--- Begin ---

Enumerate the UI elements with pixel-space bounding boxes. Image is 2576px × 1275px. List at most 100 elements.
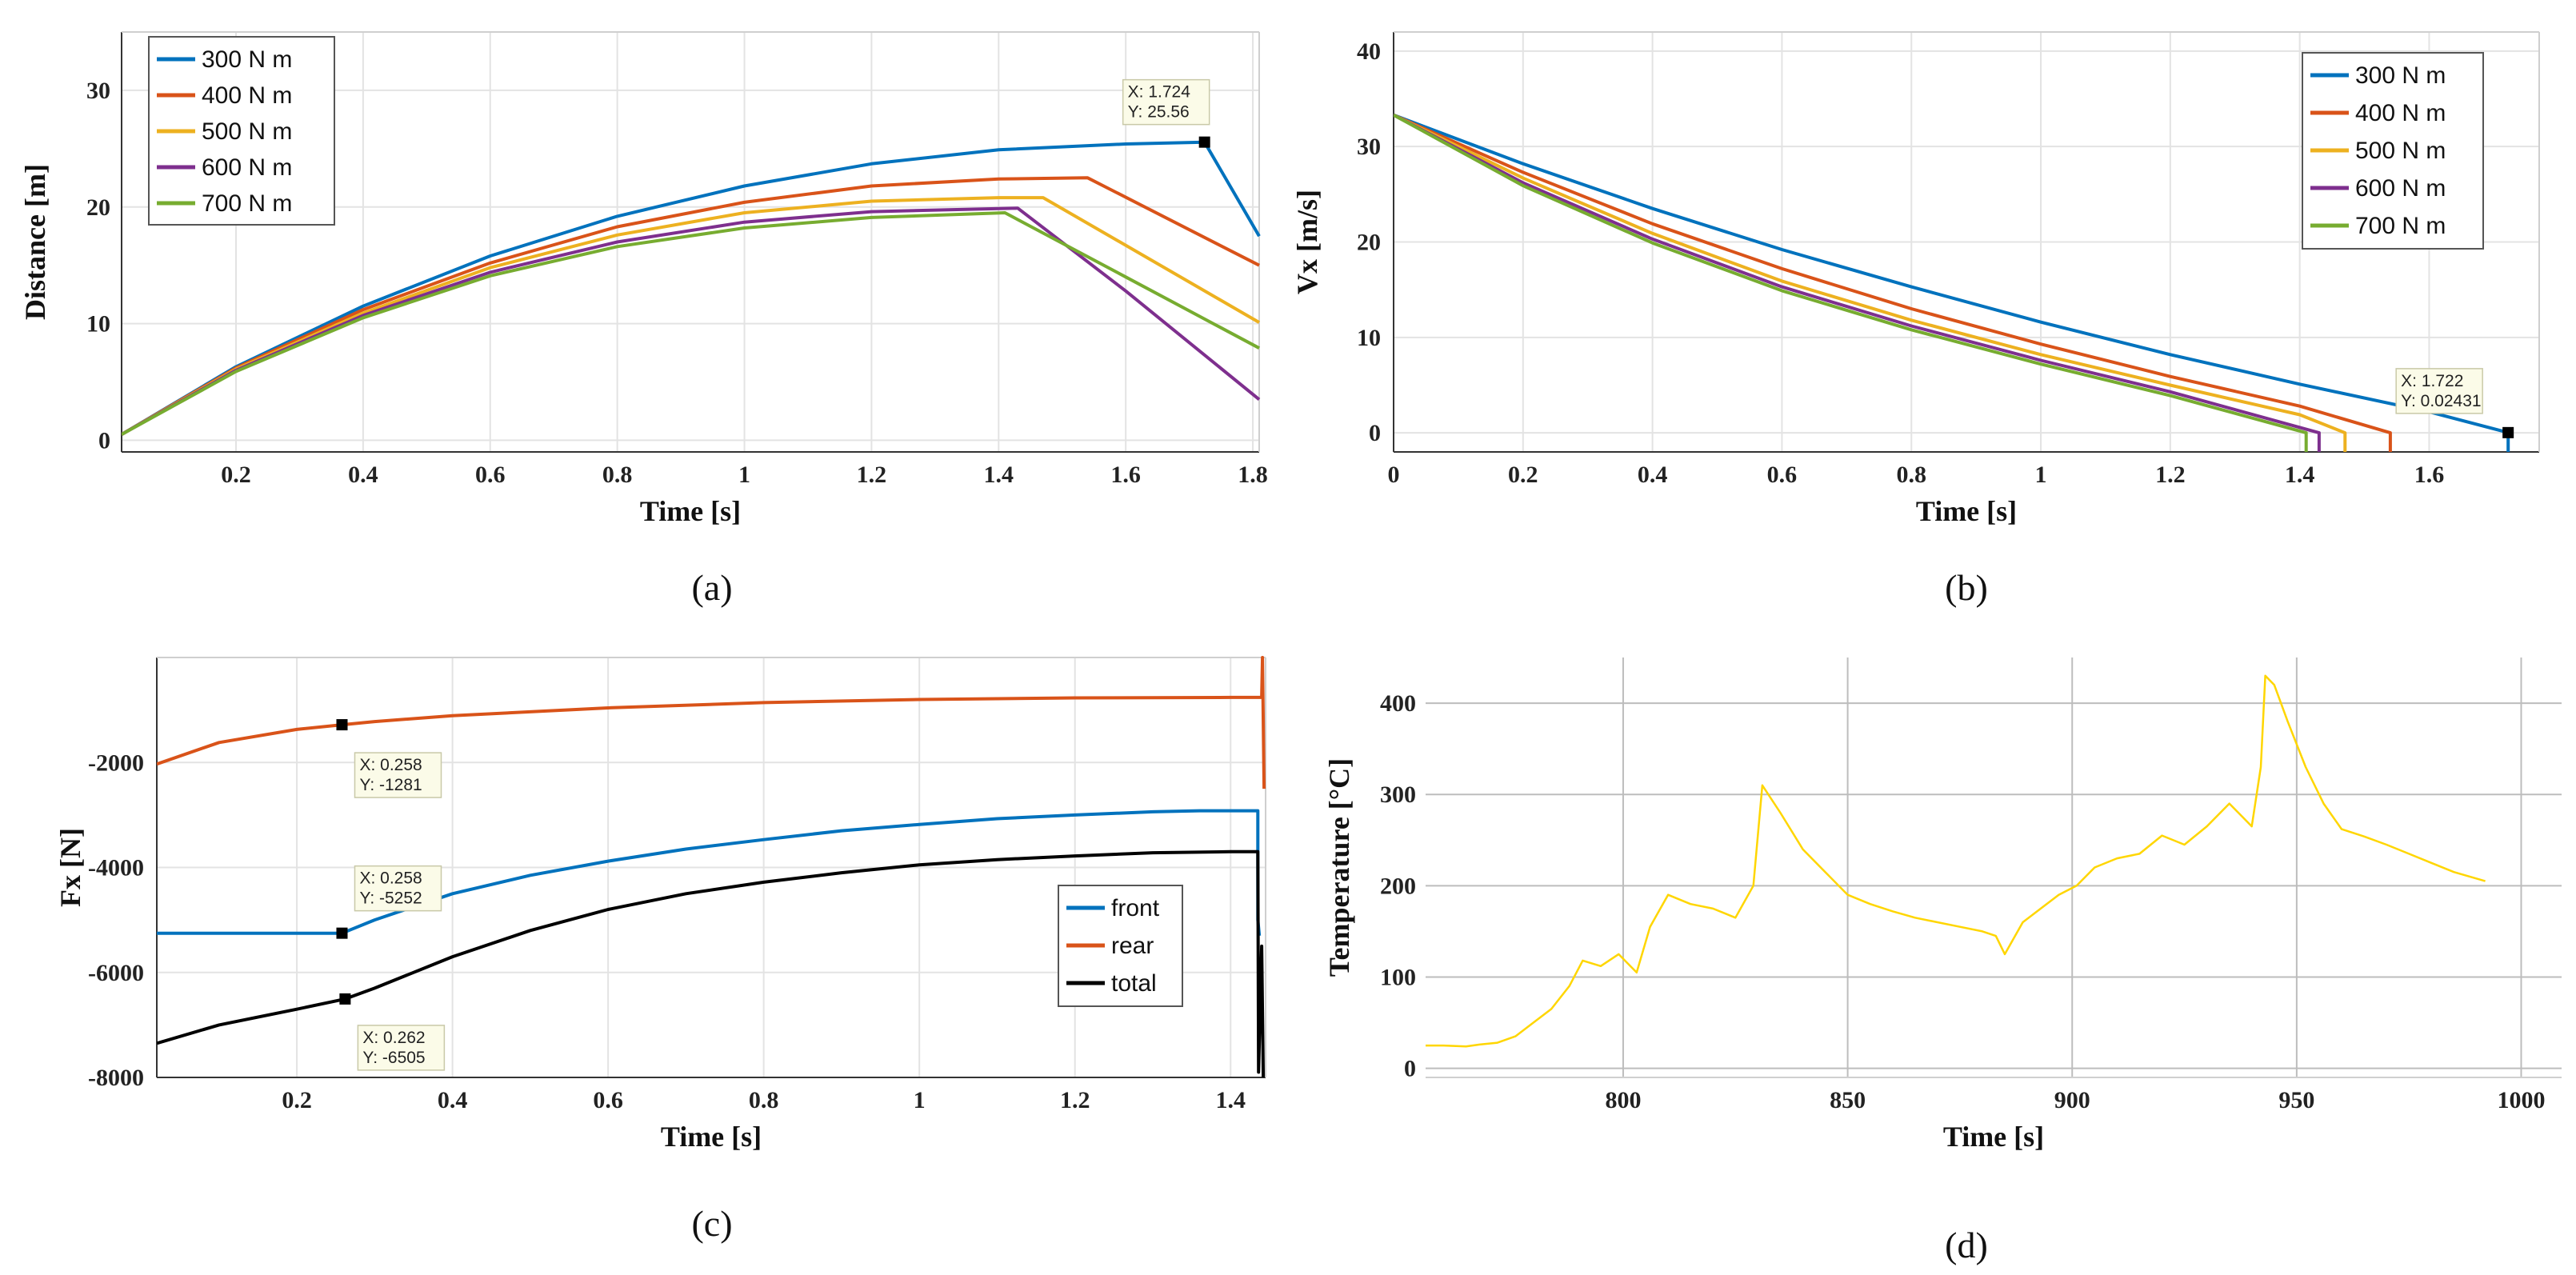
x-tick-label-5: 1 (2035, 462, 2047, 488)
datatip-marker-2 (339, 993, 351, 1005)
legend-entry-2: 500 N m (202, 118, 292, 145)
datatip-marker-1 (336, 927, 348, 939)
series-line-600-n-m (1394, 114, 2321, 452)
y-tick-label-0: 0 (1369, 420, 1381, 446)
datatip-box-0 (1122, 78, 1210, 126)
y-tick-label-0: -8000 (88, 1065, 144, 1091)
x-axis-label: Time [s] (1943, 1121, 2044, 1153)
y-tick-label-0: 0 (98, 427, 110, 454)
x-tick-label-6: 1.4 (1215, 1087, 1246, 1113)
panel-a: 0.2 0.4 0.6 0.8 1 1.2 1.4 1.6 1.8 0 10 20 30 Time [s]… (19, 31, 1268, 608)
x-tick-label-5: 1.2 (1060, 1087, 1090, 1113)
x-tick-label-4: 0.8 (1896, 462, 1926, 488)
x-axis-label: Time [s] (1916, 495, 2017, 527)
series-line-300-n-m (1394, 113, 2510, 452)
panel-caption: (b) (1945, 567, 1988, 608)
y-axis-label: Temperature [°C] (1323, 758, 1355, 977)
x-tick-label-5: 1.2 (857, 462, 887, 488)
x-axis-label: Time [s] (661, 1121, 762, 1153)
datatip-x-text-1: X: 0.258 (359, 869, 422, 888)
x-tick-label-0: 0.2 (282, 1087, 312, 1113)
datatip-y-text-1: Y: -5252 (359, 889, 422, 908)
datatip-y-text-2: Y: -6505 (362, 1049, 425, 1067)
panel-b: 0 0.2 0.4 0.6 0.8 1 1.2 1.4 1.6 0 10 20 30 40 Time [s]… (1291, 31, 2540, 608)
panel-caption: (a) (691, 567, 732, 608)
datatip-y-text-0: Y: 0.02431 (2401, 392, 2481, 410)
x-tick-label-2: 900 (2054, 1087, 2090, 1113)
legend-entry-2: total (1111, 970, 1157, 997)
x-tick-label-2: 0.6 (593, 1087, 623, 1113)
series-line-700-n-m (1394, 114, 2308, 452)
x-tick-label-8: 1.6 (2414, 462, 2445, 488)
y-tick-label-2: 200 (1380, 873, 1416, 899)
series-line-600-n-m (122, 206, 1261, 436)
x-tick-label-0: 0.2 (221, 462, 251, 488)
series-line-400-n-m (122, 176, 1260, 436)
x-tick-label-1: 0.4 (348, 462, 378, 488)
y-axis-label: Fx [N] (54, 828, 86, 907)
y-axis-label: Vx [m/s] (1291, 190, 1323, 294)
legend-entry-0: 300 N m (202, 46, 292, 73)
legend-entry-1: rear (1111, 933, 1154, 959)
series-line-400-n-m (1394, 113, 2392, 452)
y-axis-label: Distance [m] (19, 164, 51, 320)
datatip-x-text-0: X: 1.722 (2401, 372, 2463, 390)
x-tick-label-1: 0.2 (1508, 462, 1538, 488)
datatip-y-text-0: Y: 25.56 (1128, 103, 1190, 122)
datatip-box-2 (357, 1025, 446, 1071)
datatip-x-text-0: X: 1.724 (1128, 83, 1191, 102)
y-tick-label-2: 20 (1357, 230, 1381, 256)
y-tick-label-1: 100 (1380, 964, 1416, 990)
legend-entry-4: 700 N m (202, 190, 292, 217)
datatip-x-text-2: X: 0.262 (362, 1029, 425, 1047)
x-tick-label-4: 1 (914, 1087, 926, 1113)
y-tick-label-3: 300 (1380, 781, 1416, 808)
y-tick-label-1: 10 (86, 311, 110, 338)
datatip-marker-0 (1198, 136, 1210, 148)
y-tick-label-3: -2000 (88, 749, 144, 776)
datatip-box-0 (354, 752, 442, 798)
legend-entry-1: 400 N m (2355, 100, 2446, 126)
legend-entry-3: 600 N m (202, 154, 292, 181)
x-tick-label-4: 1 (738, 462, 750, 488)
y-tick-label-3: 30 (86, 78, 110, 104)
x-tick-label-1: 850 (1830, 1087, 1866, 1113)
y-tick-label-2: -4000 (88, 855, 144, 881)
y-tick-label-2: 20 (86, 194, 110, 221)
datatip-marker-0 (336, 719, 348, 731)
y-tick-label-1: 10 (1357, 325, 1381, 351)
datatip-box-0 (2395, 368, 2483, 414)
panel-caption: (c) (691, 1203, 732, 1244)
x-tick-label-7: 1.6 (1110, 462, 1141, 488)
panel-d: 800 850 900 950 1000 0 100 200 300 400 Time [s] Tem… (1323, 657, 2562, 1265)
datatip-y-text-0: Y: -1281 (359, 776, 422, 794)
x-tick-label-0: 800 (1605, 1087, 1641, 1113)
x-tick-label-2: 0.6 (475, 462, 506, 488)
series-line-300-n-m (122, 140, 1261, 436)
x-tick-label-3: 950 (2278, 1087, 2314, 1113)
legend-entry-2: 500 N m (2355, 138, 2446, 164)
x-tick-label-3: 0.8 (602, 462, 633, 488)
series-line-500-n-m (122, 196, 1261, 436)
datatip-marker-0 (2502, 426, 2514, 438)
panel-caption: (d) (1945, 1225, 1988, 1265)
y-tick-label-4: 40 (1357, 38, 1381, 65)
x-tick-label-3: 0.6 (1767, 462, 1798, 488)
series-line-temperature (1426, 674, 2486, 1048)
legend-entry-0: 300 N m (2355, 62, 2446, 89)
x-axis-label: Time [s] (640, 495, 741, 527)
x-tick-label-8: 1.8 (1238, 462, 1268, 488)
y-tick-label-3: 30 (1357, 134, 1381, 160)
datatip-box-1 (354, 865, 442, 912)
y-tick-label-4: 400 (1380, 690, 1416, 717)
x-tick-label-7: 1.4 (2285, 462, 2315, 488)
legend-entry-4: 700 N m (2355, 213, 2446, 239)
y-tick-label-1: -6000 (88, 960, 144, 986)
datatip-x-text-0: X: 0.258 (359, 756, 422, 774)
x-tick-label-2: 0.4 (1638, 462, 1668, 488)
series-line-rear (157, 656, 1266, 789)
legend-entry-0: front (1111, 895, 1160, 921)
series-line-500-n-m (1394, 114, 2347, 452)
x-tick-label-0: 0 (1388, 462, 1400, 488)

--- End ---

◆ PROBLEM DESCRIPTION ◆
Retype the lines of material starting at the line containing "x-tick-label-5: 1 (2035, 462, 2047, 488)" and ending at the line containing "datatip-y-text-0: Y: 25.56", both included, with nothing changed.

◆ RESULT OF THE TASK ◆
x-tick-label-5: 1 (2035, 462, 2047, 488)
datatip-marker-2 (339, 993, 351, 1005)
legend-entry-2: 500 N m (202, 118, 292, 145)
datatip-marker-1 (336, 927, 348, 939)
series-line-600-n-m (1394, 114, 2321, 452)
y-tick-label-0: 0 (1369, 420, 1381, 446)
datatip-box-0 (1122, 78, 1210, 126)
y-tick-label-0: -8000 (88, 1065, 144, 1091)
x-axis-label: Time [s] (1943, 1121, 2044, 1153)
y-tick-label-0: 0 (98, 427, 110, 454)
x-tick-label-6: 1.4 (1215, 1087, 1246, 1113)
panel-a: 0.2 0.4 0.6 0.8 1 1.2 1.4 1.6 1.8 0 10 20 30 Time [s]… (19, 31, 1268, 608)
x-tick-label-5: 1.2 (1060, 1087, 1090, 1113)
x-tick-label-4: 0.8 (1896, 462, 1926, 488)
x-axis-label: Time [s] (1916, 495, 2017, 527)
series-line-300-n-m (1394, 113, 2510, 452)
panel-caption: (b) (1945, 567, 1988, 608)
y-axis-label: Temperature [°C] (1323, 758, 1355, 977)
x-tick-label-5: 1.2 (857, 462, 887, 488)
x-axis-label: Time [s] (661, 1121, 762, 1153)
datatip-x-text-1: X: 0.258 (359, 869, 422, 888)
x-tick-label-0: 0.2 (282, 1087, 312, 1113)
datatip-y-text-1: Y: -5252 (359, 889, 422, 908)
datatip-y-text-2: Y: -6505 (362, 1049, 425, 1067)
panel-b: 0 0.2 0.4 0.6 0.8 1 1.2 1.4 1.6 0 10 20 30 40 Time [s]… (1291, 31, 2540, 608)
panel-caption: (a) (691, 567, 732, 608)
datatip-y-text-0: Y: 0.02431 (2401, 392, 2481, 410)
x-tick-label-2: 900 (2054, 1087, 2090, 1113)
legend-entry-2: total (1111, 970, 1157, 997)
x-tick-label-2: 0.6 (593, 1087, 623, 1113)
series-line-700-n-m (1394, 114, 2308, 452)
x-tick-label-8: 1.6 (2414, 462, 2445, 488)
y-tick-label-2: 200 (1380, 873, 1416, 899)
series-line-600-n-m (122, 206, 1261, 436)
x-tick-label-0: 0.2 (221, 462, 251, 488)
series-line-400-n-m (122, 176, 1260, 436)
x-tick-label-1: 0.4 (348, 462, 378, 488)
y-axis-label: Fx [N] (54, 828, 86, 907)
y-axis-label: Vx [m/s] (1291, 190, 1323, 294)
legend-entry-0: 300 N m (202, 46, 292, 73)
legend-entry-1: rear (1111, 933, 1154, 959)
series-line-400-n-m (1394, 113, 2392, 452)
y-axis-label: Distance [m] (19, 164, 51, 320)
datatip-x-text-0: X: 1.722 (2401, 372, 2463, 390)
x-tick-label-1: 0.2 (1508, 462, 1538, 488)
datatip-y-text-0: Y: 25.56 (1128, 103, 1190, 122)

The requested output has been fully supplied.